### SOURCE MATERIAL:
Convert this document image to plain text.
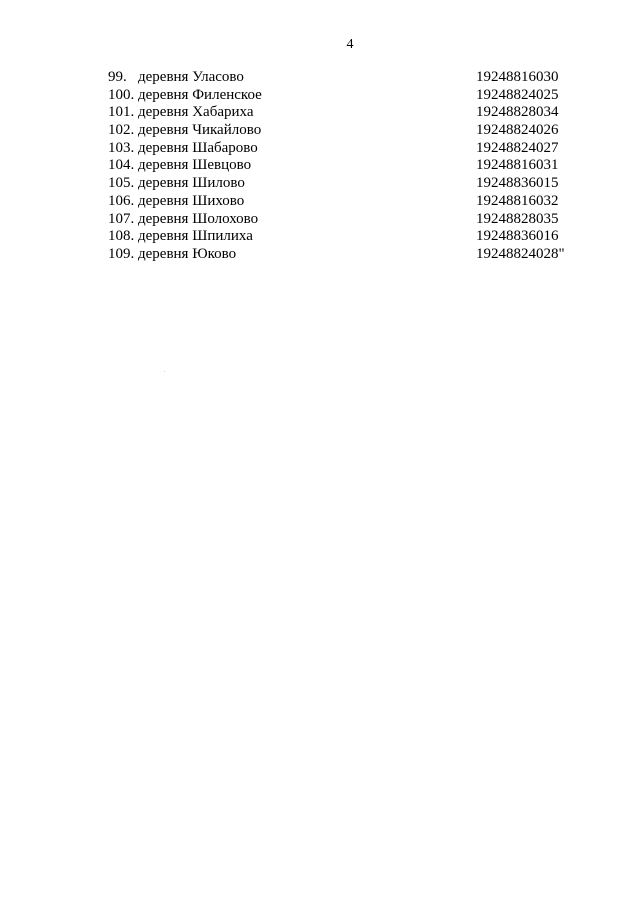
4
99. деревня Уласово	19248816030
100. деревня Филенское	19248824025
101. деревня Хабариха	19248828034
102. деревня Чикайлово	19248824026
103. деревня Шабарово	19248824027
104. деревня Шевцово	19248816031
105. деревня Шилово	19248836015
106. деревня Шихово	19248816032
107. деревня Шолохово	19248828035
108. деревня Шпилиха	19248836016
109. деревня Юково	19248824028"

### THE PROBLEM:
Quote the preceding listing precisely and completely, omitting its images.

### ANSWER FOR THIS EXERCISE:
Convert this document image to plain text.
4
99. деревня Уласово	19248816030
100. деревня Филенское	19248824025
101. деревня Хабариха	19248828034
102. деревня Чикайлово	19248824026
103. деревня Шабарово	19248824027
104. деревня Шевцово	19248816031
105. деревня Шилово	19248836015
106. деревня Шихово	19248816032
107. деревня Шолохово	19248828035
108. деревня Шпилиха	19248836016
109. деревня Юково	19248824028"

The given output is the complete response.